## DATA SECTION
━━━━━━━━━━━━━━━━━━━━

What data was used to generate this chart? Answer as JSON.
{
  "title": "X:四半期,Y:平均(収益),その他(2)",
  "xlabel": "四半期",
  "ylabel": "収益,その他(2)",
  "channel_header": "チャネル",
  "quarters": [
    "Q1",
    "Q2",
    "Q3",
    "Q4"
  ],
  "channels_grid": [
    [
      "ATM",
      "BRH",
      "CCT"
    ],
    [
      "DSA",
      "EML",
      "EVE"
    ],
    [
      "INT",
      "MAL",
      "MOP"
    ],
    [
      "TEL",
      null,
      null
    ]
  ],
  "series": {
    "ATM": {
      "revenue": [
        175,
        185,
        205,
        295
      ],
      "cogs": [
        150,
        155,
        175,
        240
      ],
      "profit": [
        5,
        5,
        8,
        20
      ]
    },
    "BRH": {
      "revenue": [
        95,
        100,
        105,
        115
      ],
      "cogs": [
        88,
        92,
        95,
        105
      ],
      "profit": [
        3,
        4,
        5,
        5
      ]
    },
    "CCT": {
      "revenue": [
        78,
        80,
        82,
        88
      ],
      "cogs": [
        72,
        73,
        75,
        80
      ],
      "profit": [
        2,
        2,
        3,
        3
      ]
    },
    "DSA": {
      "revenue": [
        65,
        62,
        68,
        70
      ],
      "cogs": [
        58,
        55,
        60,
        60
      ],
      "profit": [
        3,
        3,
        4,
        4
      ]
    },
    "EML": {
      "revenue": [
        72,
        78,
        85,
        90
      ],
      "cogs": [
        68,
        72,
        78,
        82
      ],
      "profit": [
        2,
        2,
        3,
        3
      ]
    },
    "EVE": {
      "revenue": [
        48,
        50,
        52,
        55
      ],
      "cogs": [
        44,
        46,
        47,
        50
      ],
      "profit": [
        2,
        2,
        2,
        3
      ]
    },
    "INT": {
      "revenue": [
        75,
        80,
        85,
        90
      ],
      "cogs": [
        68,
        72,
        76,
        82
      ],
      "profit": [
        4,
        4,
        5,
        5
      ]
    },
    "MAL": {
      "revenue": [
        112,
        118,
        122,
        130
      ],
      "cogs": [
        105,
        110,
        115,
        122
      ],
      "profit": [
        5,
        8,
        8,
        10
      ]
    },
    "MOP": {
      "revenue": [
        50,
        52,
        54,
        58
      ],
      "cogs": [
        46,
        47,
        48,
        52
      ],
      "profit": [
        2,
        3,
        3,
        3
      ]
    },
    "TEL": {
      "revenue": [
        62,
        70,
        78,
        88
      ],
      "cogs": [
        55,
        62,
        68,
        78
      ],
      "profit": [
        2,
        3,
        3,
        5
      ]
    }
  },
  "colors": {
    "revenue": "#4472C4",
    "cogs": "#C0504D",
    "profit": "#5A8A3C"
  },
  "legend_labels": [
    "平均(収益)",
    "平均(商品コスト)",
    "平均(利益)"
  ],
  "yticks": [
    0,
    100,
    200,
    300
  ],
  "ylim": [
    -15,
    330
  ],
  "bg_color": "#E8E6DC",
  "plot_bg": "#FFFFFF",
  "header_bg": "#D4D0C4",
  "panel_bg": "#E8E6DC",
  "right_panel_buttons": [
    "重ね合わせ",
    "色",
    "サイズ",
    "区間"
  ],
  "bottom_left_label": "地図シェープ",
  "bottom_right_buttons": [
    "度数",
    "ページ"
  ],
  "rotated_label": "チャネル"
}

━━━━━━━━━━━━━━━━━━━━

## TASK TO COMPLETE
Quote every record above exactly.

## TASK OUTPUT
What data was used to generate this chart? Answer as JSON.
{
  "title": "X:四半期,Y:平均(収益),その他(2)",
  "xlabel": "四半期",
  "ylabel": "収益,その他(2)",
  "channel_header": "チャネル",
  "quarters": [
    "Q1",
    "Q2",
    "Q3",
    "Q4"
  ],
  "channels_grid": [
    [
      "ATM",
      "BRH",
      "CCT"
    ],
    [
      "DSA",
      "EML",
      "EVE"
    ],
    [
      "INT",
      "MAL",
      "MOP"
    ],
    [
      "TEL",
      null,
      null
    ]
  ],
  "series": {
    "ATM": {
      "revenue": [
        175,
        185,
        205,
        295
      ],
      "cogs": [
        150,
        155,
        175,
        240
      ],
      "profit": [
        5,
        5,
        8,
        20
      ]
    },
    "BRH": {
      "revenue": [
        95,
        100,
        105,
        115
      ],
      "cogs": [
        88,
        92,
        95,
        105
      ],
      "profit": [
        3,
        4,
        5,
        5
      ]
    },
    "CCT": {
      "revenue": [
        78,
        80,
        82,
        88
      ],
      "cogs": [
        72,
        73,
        75,
        80
      ],
      "profit": [
        2,
        2,
        3,
        3
      ]
    },
    "DSA": {
      "revenue": [
        65,
        62,
        68,
        70
      ],
      "cogs": [
        58,
        55,
        60,
        60
      ],
      "profit": [
        3,
        3,
        4,
        4
      ]
    },
    "EML": {
      "revenue": [
        72,
        78,
        85,
        90
      ],
      "cogs": [
        68,
        72,
        78,
        82
      ],
      "profit": [
        2,
        2,
        3,
        3
      ]
    },
    "EVE": {
      "revenue": [
        48,
        50,
        52,
        55
      ],
      "cogs": [
        44,
        46,
        47,
        50
      ],
      "profit": [
        2,
        2,
        2,
        3
      ]
    },
    "INT": {
      "revenue": [
        75,
        80,
        85,
        90
      ],
      "cogs": [
        68,
        72,
        76,
        82
      ],
      "profit": [
        4,
        4,
        5,
        5
      ]
    },
    "MAL": {
      "revenue": [
        112,
        118,
        122,
        130
      ],
      "cogs": [
        105,
        110,
        115,
        122
      ],
      "profit": [
        5,
        8,
        8,
        10
      ]
    },
    "MOP": {
      "revenue": [
        50,
        52,
        54,
        58
      ],
      "cogs": [
        46,
        47,
        48,
        52
      ],
      "profit": [
        2,
        3,
        3,
        3
      ]
    },
    "TEL": {
      "revenue": [
        62,
        70,
        78,
        88
      ],
      "cogs": [
        55,
        62,
        68,
        78
      ],
      "profit": [
        2,
        3,
        3,
        5
      ]
    }
  },
  "colors": {
    "revenue": "#4472C4",
    "cogs": "#C0504D",
    "profit": "#5A8A3C"
  },
  "legend_labels": [
    "平均(収益)",
    "平均(商品コスト)",
    "平均(利益)"
  ],
  "yticks": [
    0,
    100,
    200,
    300
  ],
  "ylim": [
    -15,
    330
  ],
  "bg_color": "#E8E6DC",
  "plot_bg": "#FFFFFF",
  "header_bg": "#D4D0C4",
  "panel_bg": "#E8E6DC",
  "right_panel_buttons": [
    "重ね合わせ",
    "色",
    "サイズ",
    "区間"
  ],
  "bottom_left_label": "地図シェープ",
  "bottom_right_buttons": [
    "度数",
    "ページ"
  ],
  "rotated_label": "チャネル"
}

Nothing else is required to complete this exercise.